--- START OF Task input ---

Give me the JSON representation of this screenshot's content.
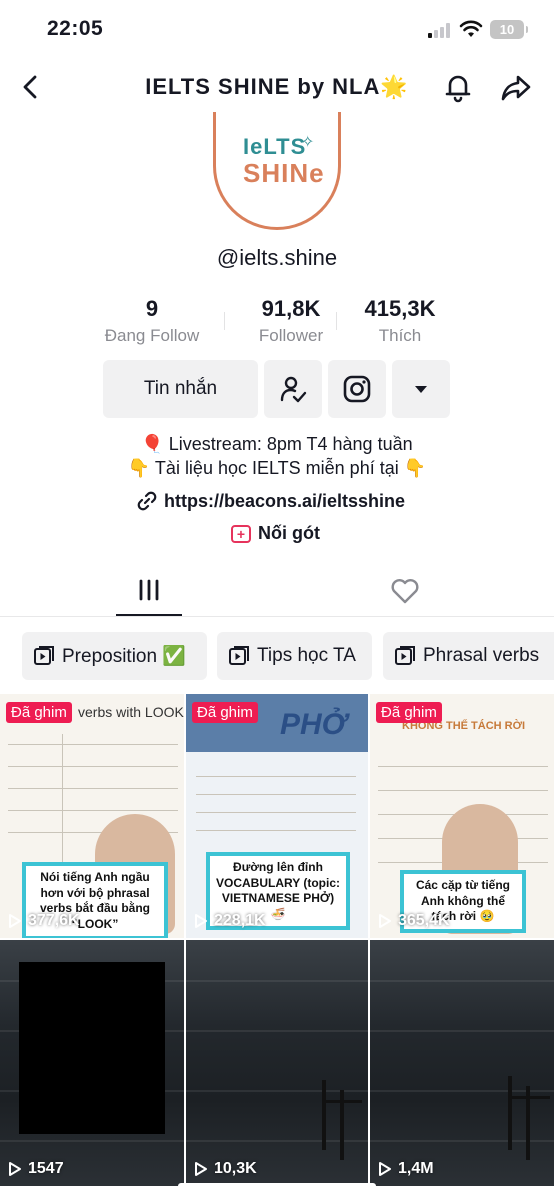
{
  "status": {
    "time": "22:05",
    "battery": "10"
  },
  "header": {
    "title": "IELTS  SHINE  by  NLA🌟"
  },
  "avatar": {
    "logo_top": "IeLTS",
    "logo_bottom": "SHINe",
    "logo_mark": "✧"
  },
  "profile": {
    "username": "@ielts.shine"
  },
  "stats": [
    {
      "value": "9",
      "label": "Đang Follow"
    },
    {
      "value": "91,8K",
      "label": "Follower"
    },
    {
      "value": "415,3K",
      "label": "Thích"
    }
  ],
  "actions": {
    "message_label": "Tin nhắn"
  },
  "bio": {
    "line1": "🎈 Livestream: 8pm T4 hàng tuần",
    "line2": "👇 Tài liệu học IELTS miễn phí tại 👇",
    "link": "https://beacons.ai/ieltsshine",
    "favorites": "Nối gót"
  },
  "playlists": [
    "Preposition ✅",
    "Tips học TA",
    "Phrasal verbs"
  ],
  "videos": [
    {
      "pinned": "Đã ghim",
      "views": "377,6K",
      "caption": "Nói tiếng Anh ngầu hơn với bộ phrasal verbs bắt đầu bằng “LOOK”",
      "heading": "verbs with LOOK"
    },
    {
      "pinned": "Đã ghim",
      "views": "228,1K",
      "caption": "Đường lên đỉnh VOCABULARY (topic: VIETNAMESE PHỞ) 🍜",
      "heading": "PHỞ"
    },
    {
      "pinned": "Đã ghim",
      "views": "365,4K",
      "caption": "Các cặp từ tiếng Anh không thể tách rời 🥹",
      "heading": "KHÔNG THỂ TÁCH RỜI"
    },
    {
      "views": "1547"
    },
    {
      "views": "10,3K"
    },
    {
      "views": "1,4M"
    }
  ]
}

--- END OF Task input ---

▶ [Exercise] Restate every record exactly, please; do not copy the pictures.

▶ [Exercise output]
Give me the JSON representation of this screenshot's content.
{
  "status": {
    "time": "22:05",
    "battery": "10"
  },
  "header": {
    "title": "IELTS  SHINE  by  NLA🌟"
  },
  "avatar": {
    "logo_top": "IeLTS",
    "logo_bottom": "SHINe",
    "logo_mark": "✧"
  },
  "profile": {
    "username": "@ielts.shine"
  },
  "stats": [
    {
      "value": "9",
      "label": "Đang Follow"
    },
    {
      "value": "91,8K",
      "label": "Follower"
    },
    {
      "value": "415,3K",
      "label": "Thích"
    }
  ],
  "actions": {
    "message_label": "Tin nhắn"
  },
  "bio": {
    "line1": "🎈 Livestream: 8pm T4 hàng tuần",
    "line2": "👇 Tài liệu học IELTS miễn phí tại 👇",
    "link": "https://beacons.ai/ieltsshine",
    "favorites": "Nối gót"
  },
  "playlists": [
    "Preposition ✅",
    "Tips học TA",
    "Phrasal verbs"
  ],
  "videos": [
    {
      "pinned": "Đã ghim",
      "views": "377,6K",
      "caption": "Nói tiếng Anh ngầu hơn với bộ phrasal verbs bắt đầu bằng “LOOK”",
      "heading": "verbs with LOOK"
    },
    {
      "pinned": "Đã ghim",
      "views": "228,1K",
      "caption": "Đường lên đỉnh VOCABULARY (topic: VIETNAMESE PHỞ) 🍜",
      "heading": "PHỞ"
    },
    {
      "pinned": "Đã ghim",
      "views": "365,4K",
      "caption": "Các cặp từ tiếng Anh không thể tách rời 🥹",
      "heading": "KHÔNG THỂ TÁCH RỜI"
    },
    {
      "views": "1547"
    },
    {
      "views": "10,3K"
    },
    {
      "views": "1,4M"
    }
  ]
}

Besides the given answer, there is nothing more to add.